Material shown:
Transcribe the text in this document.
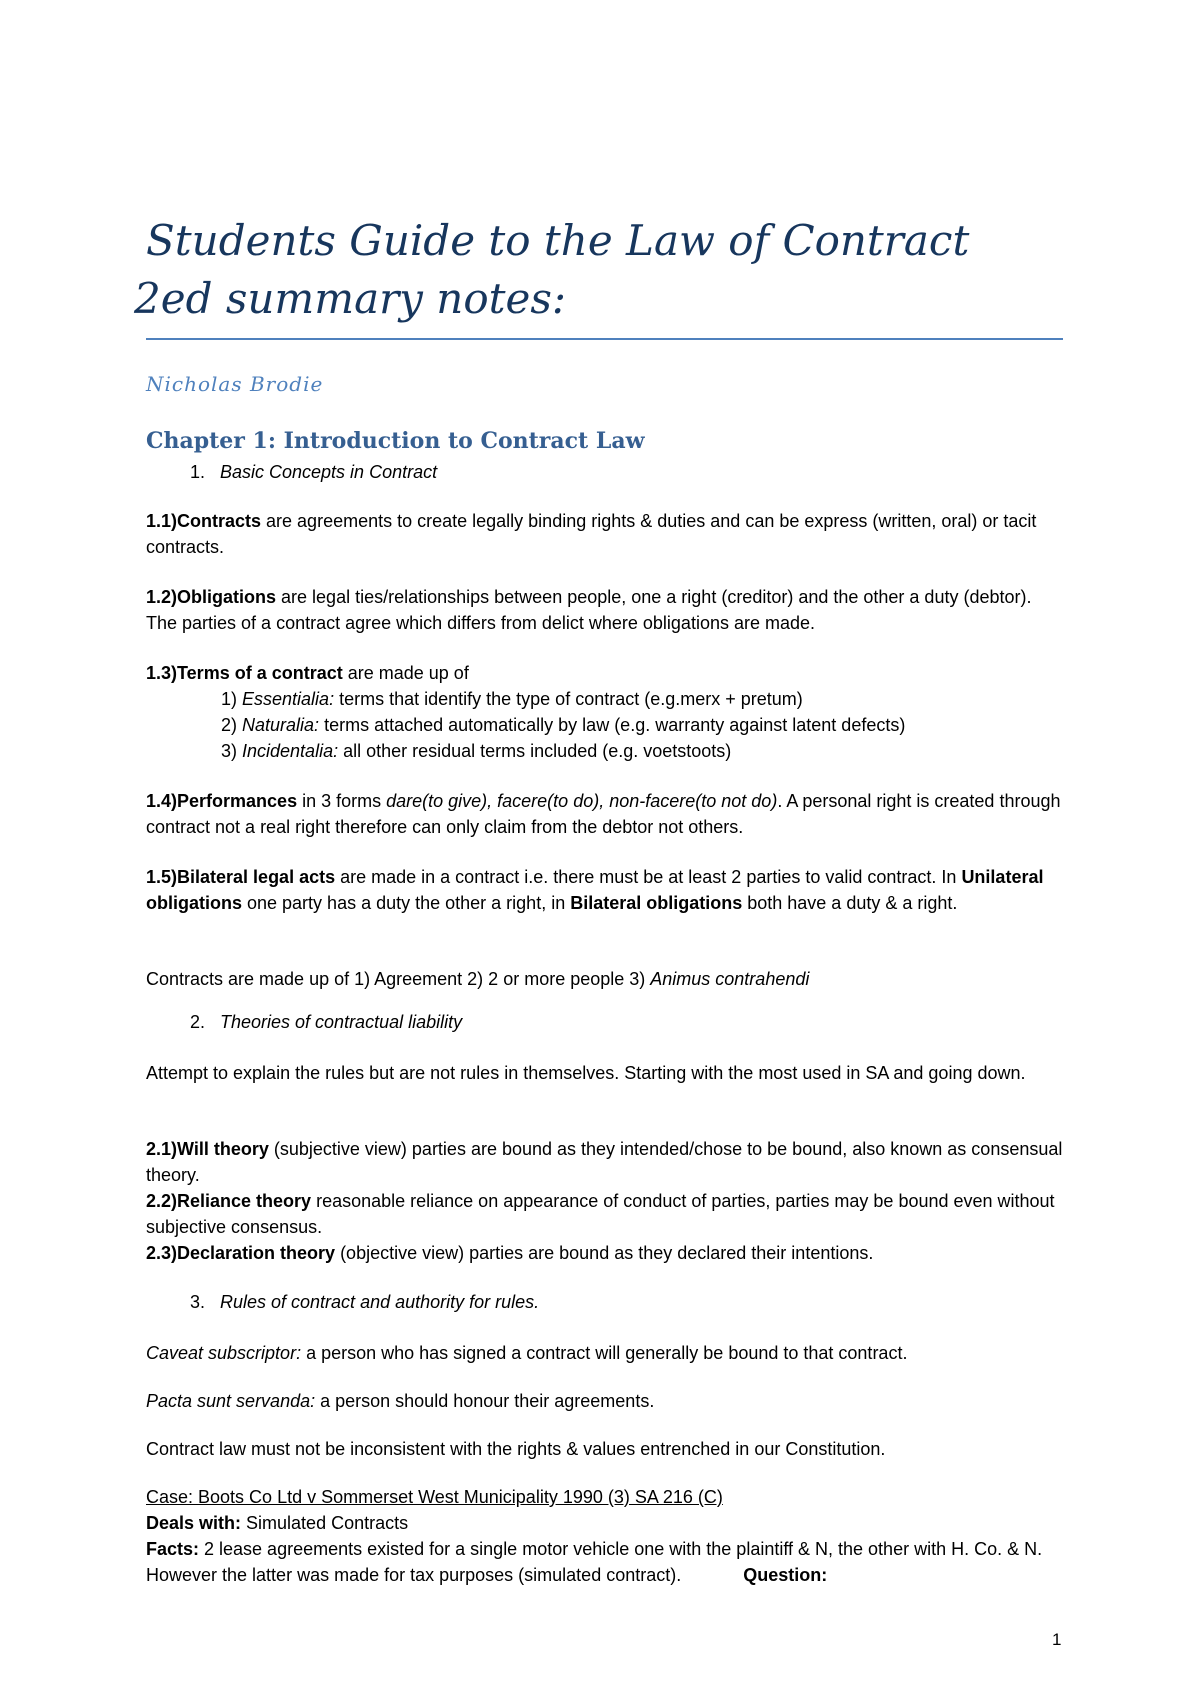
Students Guide to the Law of Contract
2ed summary notes:
Nicholas Brodie
Chapter 1: Introduction to Contract Law
1. Basic Concepts in Contract

1.1)Contracts are agreements to create legally binding rights & duties and can be express (written, oral) or tacit contracts.

1.2)Obligations are legal ties/relationships between people, one a right (creditor) and the other a duty (debtor). The parties of a contract agree which differs from delict where obligations are made.

1.3)Terms of a contract are made up of

1) Essentialia: terms that identify the type of contract (e.g.merx + pretum)
2) Naturalia: terms attached automatically by law (e.g. warranty against latent defects)
3) Incidentalia: all other residual terms included (e.g. voetstoots)

1.4)Performances in 3 forms dare(to give), facere(to do), non-facere(to not do). A personal right is created through contract not a real right therefore can only claim from the debtor not others.

1.5)Bilateral legal acts are made in a contract i.e. there must be at least 2 parties to valid contract. In Unilateral obligations one party has a duty the other a right, in Bilateral obligations both have a duty & a right.

Contracts are made up of 1) Agreement 2) 2 or more people 3) Animus contrahendi

2. Theories of contractual liability

Attempt to explain the rules but are not rules in themselves. Starting with the most used in SA and going down.

2.1)Will theory (subjective view) parties are bound as they intended/chose to be bound, also known as consensual theory.

2.2)Reliance theory reasonable reliance on appearance of conduct of parties, parties may be bound even without subjective consensus.

2.3)Declaration theory (objective view) parties are bound as they declared their intentions.

3. Rules of contract and authority for rules.

Caveat subscriptor: a person who has signed a contract will generally be bound to that contract.

Pacta sunt servanda: a person should honour their agreements.

Contract law must not be inconsistent with the rights & values entrenched in our Constitution.

Case: Boots Co Ltd v Sommerset West Municipality 1990 (3) SA 216 (C)

Deals with: Simulated Contracts

Facts: 2 lease agreements existed for a single motor vehicle one with the plaintiff & N, the other with H. Co. & N. However the latter was made for tax purposes (simulated contract).	Question:

1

Objective: Exclude the images, then output the data above word for word.

The output:
Transcribe the text in this document.
Students Guide to the Law of Contract
2ed summary notes:
Nicholas Brodie
Chapter 1: Introduction to Contract Law
1. Basic Concepts in Contract

1.1)Contracts are agreements to create legally binding rights & duties and can be express (written, oral) or tacit contracts.

1.2)Obligations are legal ties/relationships between people, one a right (creditor) and the other a duty (debtor). The parties of a contract agree which differs from delict where obligations are made.

1.3)Terms of a contract are made up of

1) Essentialia: terms that identify the type of contract (e.g.merx + pretum)
2) Naturalia: terms attached automatically by law (e.g. warranty against latent defects)
3) Incidentalia: all other residual terms included (e.g. voetstoots)

1.4)Performances in 3 forms dare(to give), facere(to do), non-facere(to not do). A personal right is created through contract not a real right therefore can only claim from the debtor not others.

1.5)Bilateral legal acts are made in a contract i.e. there must be at least 2 parties to valid contract. In Unilateral obligations one party has a duty the other a right, in Bilateral obligations both have a duty & a right.

Contracts are made up of 1) Agreement 2) 2 or more people 3) Animus contrahendi

2. Theories of contractual liability

Attempt to explain the rules but are not rules in themselves. Starting with the most used in SA and going down.

2.1)Will theory (subjective view) parties are bound as they intended/chose to be bound, also known as consensual theory.

2.2)Reliance theory reasonable reliance on appearance of conduct of parties, parties may be bound even without subjective consensus.

2.3)Declaration theory (objective view) parties are bound as they declared their intentions.

3. Rules of contract and authority for rules.

Caveat subscriptor: a person who has signed a contract will generally be bound to that contract.

Pacta sunt servanda: a person should honour their agreements.

Contract law must not be inconsistent with the rights & values entrenched in our Constitution.

Case: Boots Co Ltd v Sommerset West Municipality 1990 (3) SA 216 (C)

Deals with: Simulated Contracts

Facts: 2 lease agreements existed for a single motor vehicle one with the plaintiff & N, the other with H. Co. & N. However the latter was made for tax purposes (simulated contract).	Question:

1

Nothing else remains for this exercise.